Prompt: Extract the lines that hold the string "image".

● ● ●

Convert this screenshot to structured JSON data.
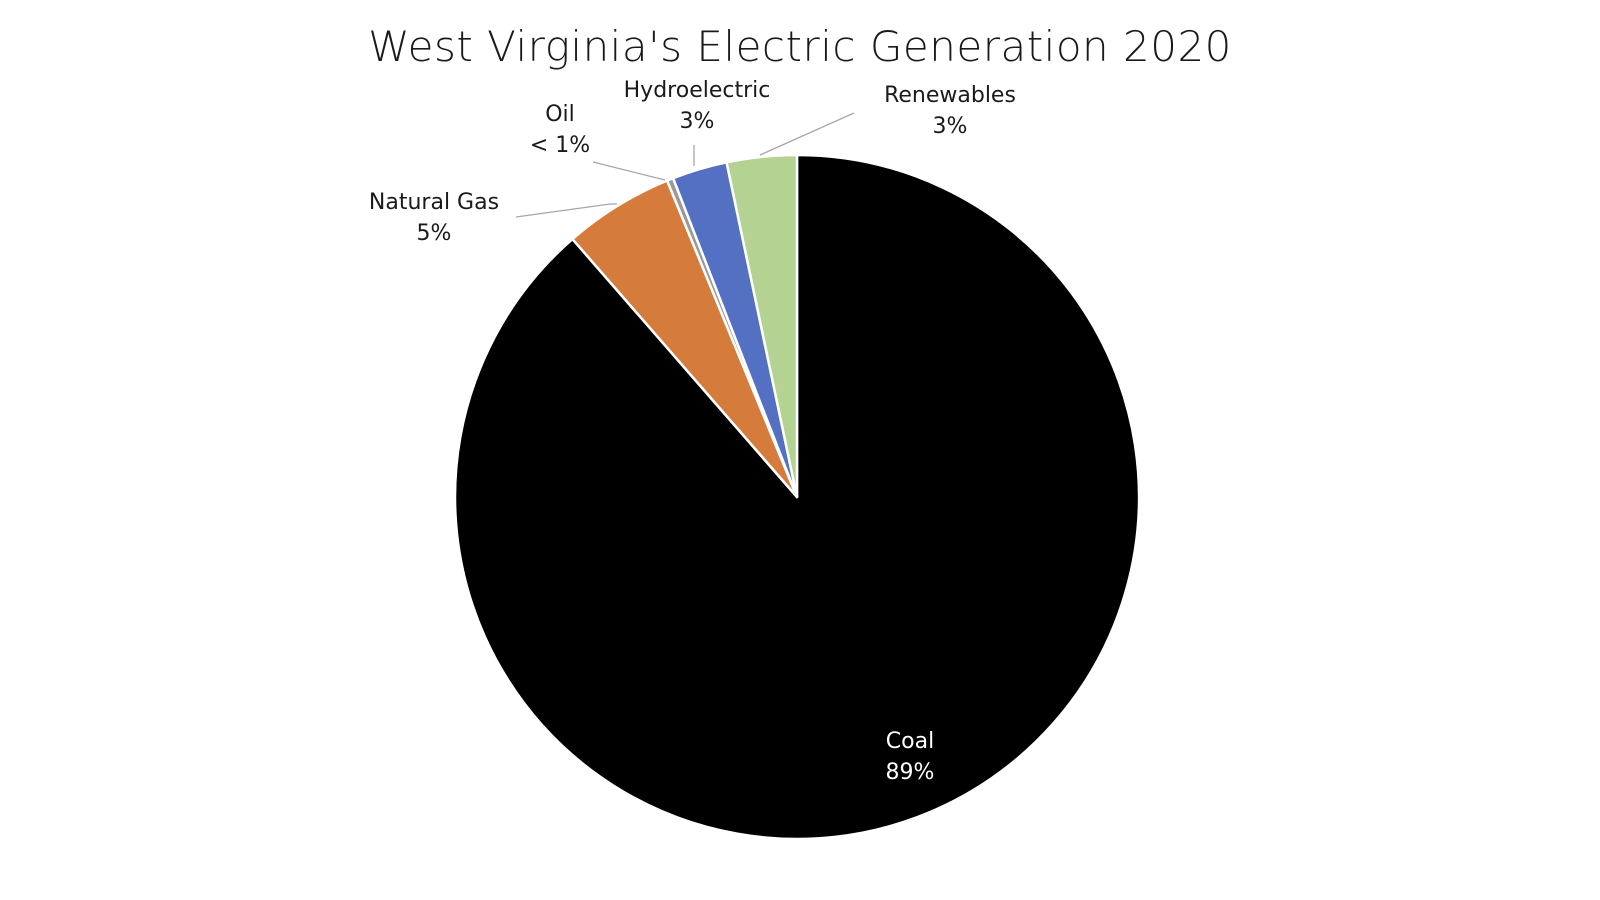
{
  "chart_data": {
    "type": "pie",
    "title": "West Virginia's Electric Generation 2020",
    "start_direction": "12 o'clock, clockwise",
    "slices": [
      {
        "category": "Coal",
        "value": 88.6,
        "label_pct": "89%",
        "color": "#000000",
        "label_color": "#ffffff",
        "label_placement": "inside"
      },
      {
        "category": "Natural Gas",
        "value": 5.2,
        "label_pct": "5%",
        "color": "#d57b3b",
        "label_color": "#1a1a1a",
        "label_placement": "outside"
      },
      {
        "category": "Oil",
        "value": 0.3,
        "label_pct": "< 1%",
        "color": "#9a9a9a",
        "label_color": "#1a1a1a",
        "label_placement": "outside"
      },
      {
        "category": "Hydroelectric",
        "value": 2.6,
        "label_pct": "3%",
        "color": "#5470c2",
        "label_color": "#1a1a1a",
        "label_placement": "outside"
      },
      {
        "category": "Renewables",
        "value": 3.3,
        "label_pct": "3%",
        "color": "#b4d291",
        "label_color": "#1a1a1a",
        "label_placement": "outside"
      }
    ]
  }
}
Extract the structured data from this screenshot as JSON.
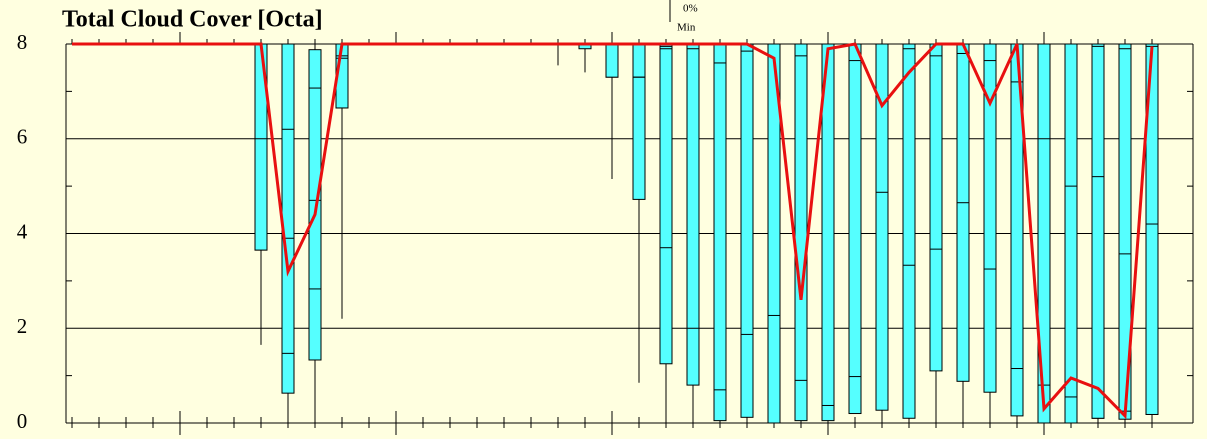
{
  "chart_data": {
    "type": "box",
    "title": "Total Cloud Cover [Octa]",
    "legend_labels": [
      "0%",
      "Min"
    ],
    "categories": [
      null,
      null,
      null,
      null,
      null,
      null,
      null,
      null,
      null,
      null,
      null,
      null,
      null,
      null,
      null,
      null,
      null,
      null,
      null,
      null,
      null,
      null,
      null,
      null,
      null,
      null,
      null,
      null,
      null,
      null,
      null,
      null,
      null,
      null,
      null,
      null,
      null,
      null,
      null,
      null,
      null
    ],
    "box_color": "#55ffff",
    "line_color": "#e81010",
    "min": [
      8,
      8,
      8,
      8,
      8,
      8,
      8,
      1.65,
      0.05,
      0.1,
      2.2,
      8,
      8,
      8,
      8,
      8,
      8,
      8,
      7.55,
      7.4,
      5.15,
      0.85,
      0.1,
      0,
      0,
      0,
      0,
      0,
      0,
      0.2,
      0,
      0,
      0,
      0,
      0,
      0,
      0,
      0,
      0,
      0,
      0
    ],
    "p10": [
      8,
      8,
      8,
      8,
      8,
      8,
      8,
      3.65,
      0.63,
      1.33,
      6.65,
      8,
      8,
      8,
      8,
      8,
      8,
      8,
      8,
      7.9,
      7.3,
      4.72,
      1.25,
      0.8,
      0.05,
      0.12,
      0,
      0.05,
      0.05,
      0.2,
      0.27,
      0.1,
      1.1,
      0.88,
      0.65,
      0.15,
      0,
      0,
      0.1,
      0.08,
      0.18
    ],
    "p25": [
      8,
      8,
      8,
      8,
      8,
      8,
      8,
      3.65,
      1.47,
      2.83,
      6.65,
      8,
      8,
      8,
      8,
      8,
      8,
      8,
      8,
      8,
      7.3,
      7.3,
      3.7,
      2.0,
      0.7,
      1.87,
      2.27,
      0.9,
      0.37,
      0.98,
      4.87,
      3.33,
      3.67,
      4.65,
      3.25,
      1.15,
      0.8,
      0.55,
      0.1,
      0.25,
      0.18
    ],
    "median": [
      8,
      8,
      8,
      8,
      8,
      8,
      8,
      6.0,
      3.9,
      4.7,
      7.7,
      8,
      8,
      8,
      8,
      8,
      8,
      8,
      8,
      8,
      8,
      7.3,
      7.9,
      7.9,
      7.6,
      7.85,
      8,
      7.75,
      8,
      7.65,
      8,
      7.9,
      7.75,
      7.8,
      7.65,
      7.2,
      6.0,
      5.0,
      5.2,
      3.57,
      4.2
    ],
    "p75": [
      8,
      8,
      8,
      8,
      8,
      8,
      8,
      8,
      6.2,
      7.07,
      7.75,
      8,
      8,
      8,
      8,
      8,
      8,
      8,
      8,
      8,
      8,
      8,
      7.95,
      8,
      8,
      8,
      8,
      8,
      8,
      8,
      8,
      8,
      8,
      8,
      8,
      8,
      8,
      8,
      7.95,
      7.9,
      7.95
    ],
    "p90": [
      8,
      8,
      8,
      8,
      8,
      8,
      8,
      8,
      8,
      7.88,
      8,
      8,
      8,
      8,
      8,
      8,
      8,
      8,
      8,
      8,
      8,
      8,
      8,
      8,
      8,
      8,
      8,
      8,
      8,
      8,
      8,
      8,
      8,
      8,
      8,
      8,
      8,
      8,
      8,
      8,
      8
    ],
    "max": [
      8,
      8,
      8,
      8,
      8,
      8,
      8,
      8,
      8,
      8,
      8,
      8,
      8,
      8,
      8,
      8,
      8,
      8,
      8,
      8,
      8,
      8,
      8,
      8,
      8,
      8,
      8,
      8,
      8,
      8,
      8,
      8,
      8,
      8,
      8,
      8,
      8,
      8,
      8,
      8,
      8
    ],
    "line": [
      8,
      8,
      8,
      8,
      8,
      8,
      8,
      8,
      3.2,
      4.4,
      8,
      8,
      8,
      8,
      8,
      8,
      8,
      8,
      8,
      8,
      8,
      8,
      8,
      8,
      8,
      8,
      7.7,
      2.6,
      7.9,
      8,
      6.7,
      7.4,
      8,
      8,
      6.75,
      8,
      0.3,
      0.95,
      0.73,
      0.15,
      7.95
    ],
    "ylim": [
      0,
      8
    ],
    "yticks": [
      0,
      2,
      4,
      6,
      8
    ],
    "yminor": [
      1,
      3,
      5,
      7
    ],
    "grid": true
  }
}
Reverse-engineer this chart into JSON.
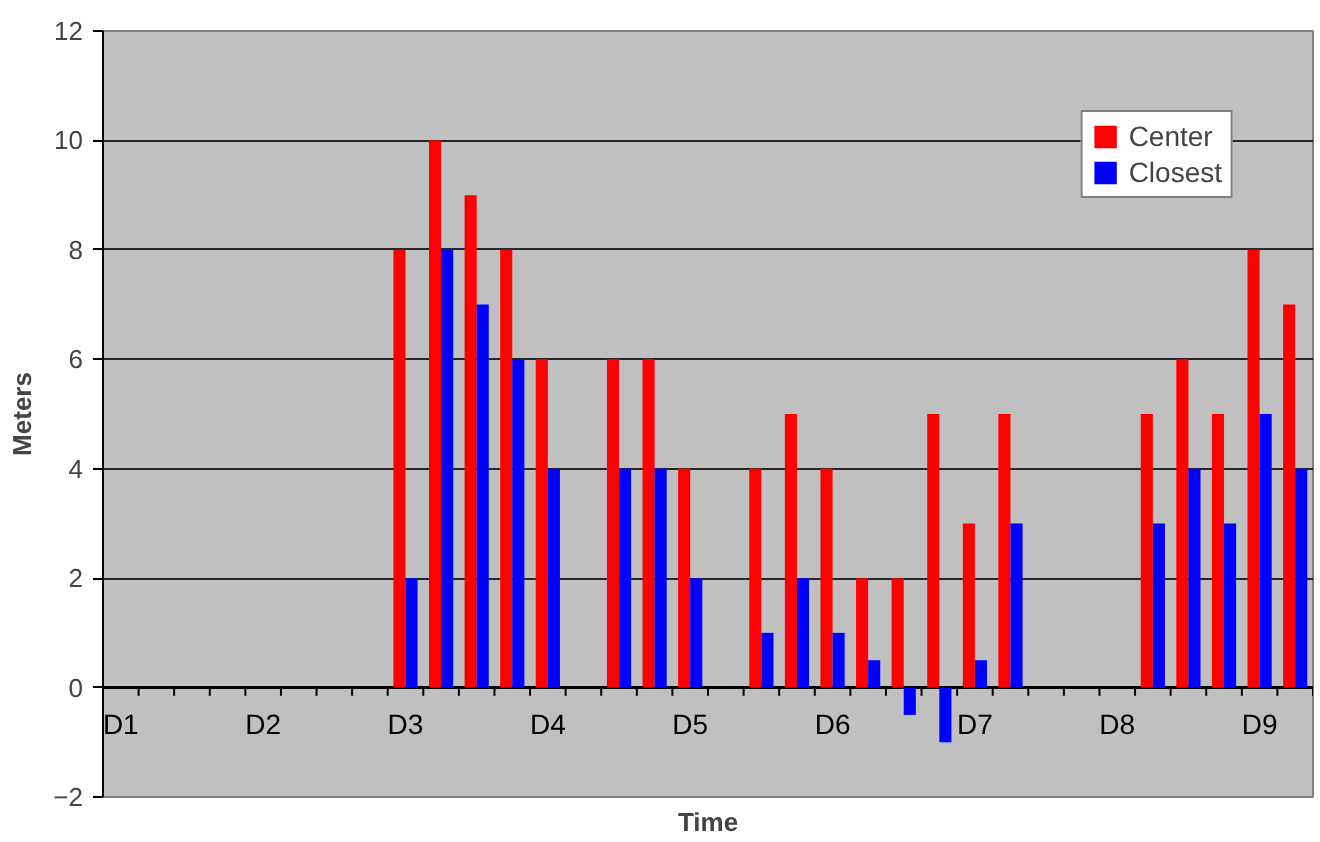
{
  "chart_data": {
    "type": "bar",
    "xlabel": "Time",
    "ylabel": "Meters",
    "categories": [
      "D1",
      null,
      null,
      null,
      "D2",
      null,
      null,
      null,
      "D3",
      null,
      null,
      null,
      "D4",
      null,
      null,
      null,
      "D5",
      null,
      null,
      null,
      "D6",
      null,
      null,
      null,
      "D7",
      null,
      null,
      null,
      "D8",
      null,
      null,
      null,
      "D9",
      null
    ],
    "series": [
      {
        "name": "Center",
        "color": "#ff0000",
        "values": [
          null,
          null,
          null,
          null,
          null,
          null,
          null,
          null,
          8,
          10,
          9,
          8,
          6,
          null,
          6,
          6,
          4,
          null,
          4,
          5,
          4,
          2,
          2,
          5,
          3,
          5,
          null,
          null,
          null,
          5,
          6,
          5,
          8,
          7
        ]
      },
      {
        "name": "Closest",
        "color": "#0000ff",
        "values": [
          null,
          null,
          null,
          null,
          null,
          null,
          null,
          null,
          2,
          8,
          7,
          6,
          4,
          null,
          4,
          4,
          2,
          null,
          1,
          2,
          1,
          0.5,
          -0.5,
          -1,
          0.5,
          3,
          null,
          null,
          null,
          3,
          4,
          3,
          5,
          4
        ]
      }
    ],
    "ylim": [
      -2,
      12
    ],
    "yticks": [
      -2,
      0,
      2,
      4,
      6,
      8,
      10,
      12
    ],
    "grid": "y",
    "legend": "top right"
  }
}
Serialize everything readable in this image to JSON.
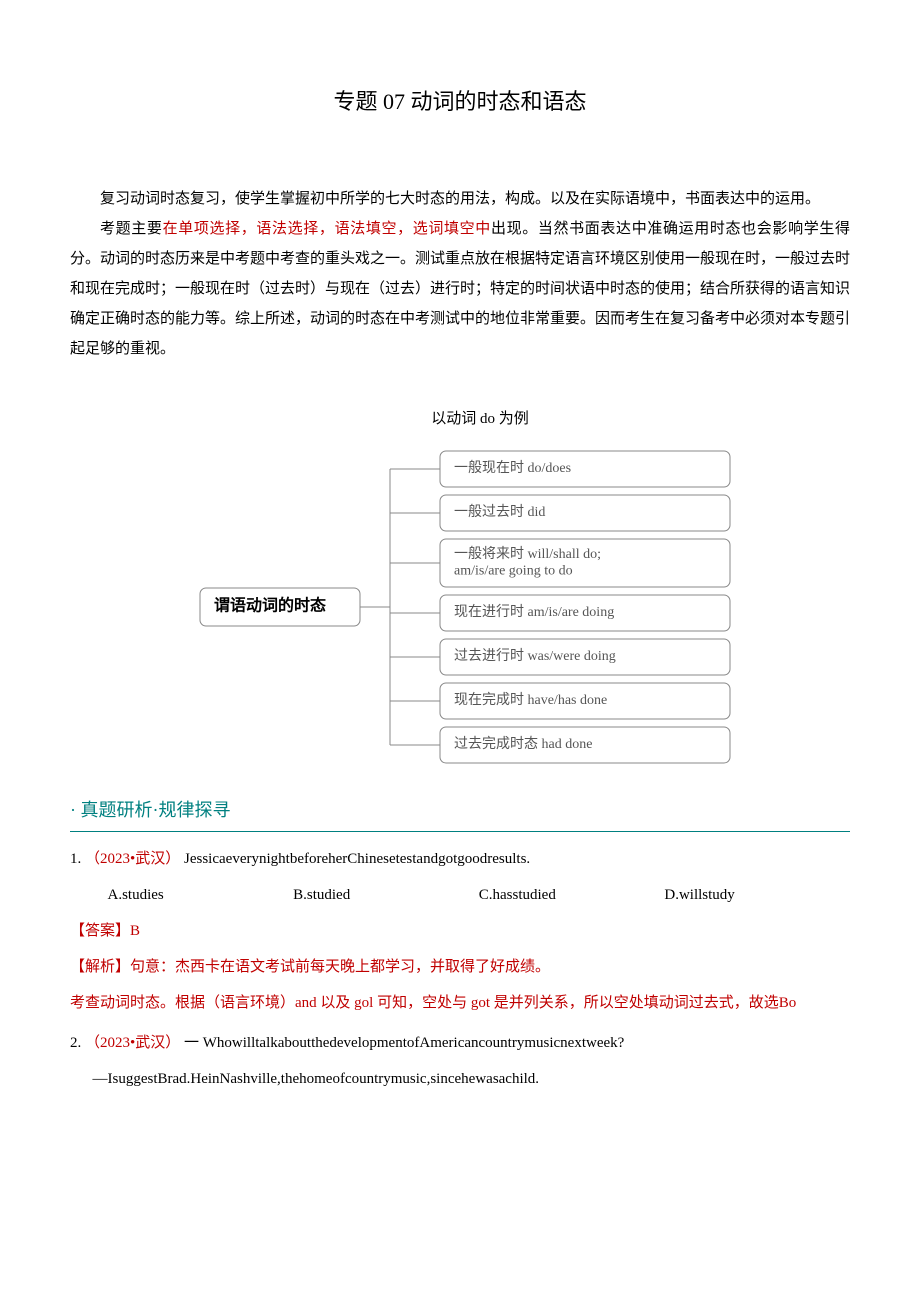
{
  "title": "专题 07 动词的时态和语态",
  "intro": {
    "p1": "复习动词时态复习，使学生掌握初中所学的七大时态的用法，构成。以及在实际语境中，书面表达中的运用。",
    "p2_a": "考题主要",
    "p2_b": "在单项选择，语法选择，语法填空，选词填空中",
    "p2_c": "出现。当然书面表达中准确运用时态也会影响学生得分。动词的时态历来是中考题中考查的重头戏之一。测试重点放在根据特定语言环境区别使用一般现在时，一般过去时和现在完成时；一般现在时（过去时）与现在（过去）进行时；特定的时间状语中时态的使用；结合所获得的语言知识确定正确时态的能力等。综上所述，动词的时态在中考测试中的地位非常重要。因而考生在复习备考中必须对本专题引起足够的重视。"
  },
  "diagram": {
    "caption": "以动词 do 为例",
    "root": "谓语动词的时态",
    "items": [
      "一般现在时  do/does",
      "一般过去时  did",
      "一般将来时  will/shall do;\nam/is/are going to do",
      "现在进行时  am/is/are doing",
      "过去进行时  was/were doing",
      "现在完成时  have/has done",
      "过去完成时态  had done"
    ],
    "box_stroke": "#888888",
    "box_fill": "#ffffff",
    "line_stroke": "#888888",
    "text_color": "#555555",
    "root_text_color": "#000000",
    "fontsize": 14
  },
  "section_header": "· 真题研析·规律探寻",
  "q1": {
    "num": "1.",
    "source": "（2023•武汉）",
    "text": "JessicaeverynightbeforeherChinesetestandgotgoodresults.",
    "opts": {
      "a": "A.studies",
      "b": "B.studied",
      "c": "C.hasstudied",
      "d": "D.willstudy"
    },
    "answer_label": "【答案】B",
    "analysis_label": "【解析】句意：杰西卡在语文考试前每天晚上都学习，并取得了好成绩。",
    "analysis_body": "考查动词时态。根据（语言环境）and 以及 gol 可知，空处与 got 是并列关系，所以空处填动词过去式，故选Bo"
  },
  "q2": {
    "num": "2.",
    "source": "（2023•武汉）",
    "line1": "一 WhowilltalkaboutthedevelopmentofAmericancountrymusicnextweek?",
    "line2": "—IsuggestBrad.HeinNashville,thehomeofcountrymusic,sincehewasachild."
  }
}
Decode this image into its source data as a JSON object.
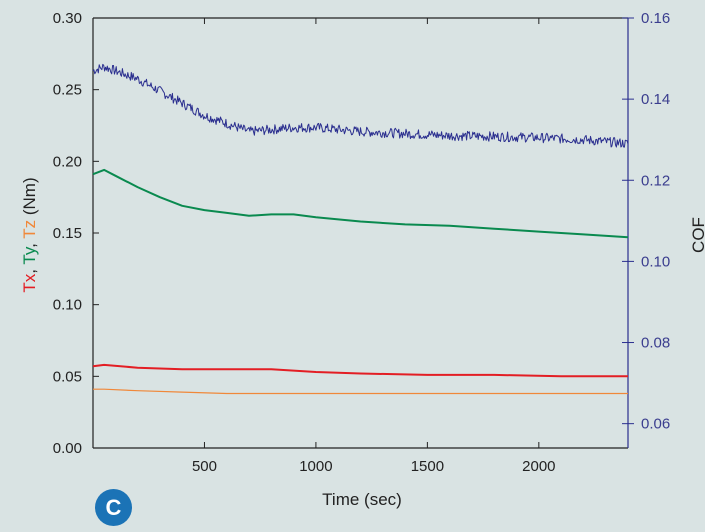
{
  "badge": "C",
  "colors": {
    "tx": "#e31e24",
    "ty": "#0a8a4f",
    "tz": "#f0883a",
    "cof": "#2b2f8f",
    "background": "#d9e3e3",
    "badge": "#1b73b6"
  },
  "chart_data": {
    "type": "line",
    "xlabel": "Time (sec)",
    "ylabel_parts": [
      {
        "text": "Tx",
        "series": "tx"
      },
      {
        "text": ", ",
        "series": null
      },
      {
        "text": "Ty",
        "series": "ty"
      },
      {
        "text": ", ",
        "series": null
      },
      {
        "text": "Tz",
        "series": "tz"
      },
      {
        "text": " (Nm)",
        "series": null
      }
    ],
    "y2label": "COF",
    "xlim": [
      0,
      2400
    ],
    "ylim": [
      0,
      0.3
    ],
    "y2lim": [
      0.054,
      0.16
    ],
    "xticks": [
      500,
      1000,
      1500,
      2000
    ],
    "yticks": [
      "0.00",
      "0.05",
      "0.10",
      "0.15",
      "0.20",
      "0.25",
      "0.30"
    ],
    "y2ticks": [
      "0.06",
      "0.08",
      "0.10",
      "0.12",
      "0.14",
      "0.16"
    ],
    "grid": false,
    "legend": "none",
    "series": [
      {
        "key": "cof",
        "axis": "right",
        "noise": 0.0012,
        "x": [
          0,
          50,
          100,
          200,
          300,
          400,
          500,
          600,
          700,
          800,
          900,
          1000,
          1200,
          1400,
          1600,
          1800,
          2000,
          2200,
          2400
        ],
        "y": [
          0.147,
          0.148,
          0.147,
          0.145,
          0.142,
          0.139,
          0.136,
          0.134,
          0.132,
          0.1325,
          0.133,
          0.133,
          0.132,
          0.1315,
          0.131,
          0.1308,
          0.1305,
          0.13,
          0.129
        ]
      },
      {
        "key": "ty",
        "axis": "left",
        "x": [
          0,
          50,
          100,
          200,
          300,
          400,
          500,
          600,
          700,
          800,
          900,
          1000,
          1200,
          1400,
          1600,
          1800,
          2000,
          2200,
          2400
        ],
        "y": [
          0.191,
          0.194,
          0.19,
          0.182,
          0.175,
          0.169,
          0.166,
          0.164,
          0.162,
          0.163,
          0.163,
          0.161,
          0.158,
          0.156,
          0.155,
          0.153,
          0.151,
          0.149,
          0.147
        ]
      },
      {
        "key": "tx",
        "axis": "left",
        "x": [
          0,
          50,
          200,
          400,
          600,
          800,
          1000,
          1200,
          1500,
          1800,
          2100,
          2400
        ],
        "y": [
          0.057,
          0.058,
          0.056,
          0.055,
          0.055,
          0.055,
          0.053,
          0.052,
          0.051,
          0.051,
          0.05,
          0.05
        ]
      },
      {
        "key": "tz",
        "axis": "left",
        "x": [
          0,
          50,
          200,
          400,
          600,
          800,
          1000,
          1400,
          1800,
          2400
        ],
        "y": [
          0.041,
          0.041,
          0.04,
          0.039,
          0.038,
          0.038,
          0.038,
          0.038,
          0.038,
          0.038
        ]
      }
    ]
  }
}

● ● ●

Reply:
Serialize everything readable in this image to JSON.
Decode this image into its source data as a JSON object.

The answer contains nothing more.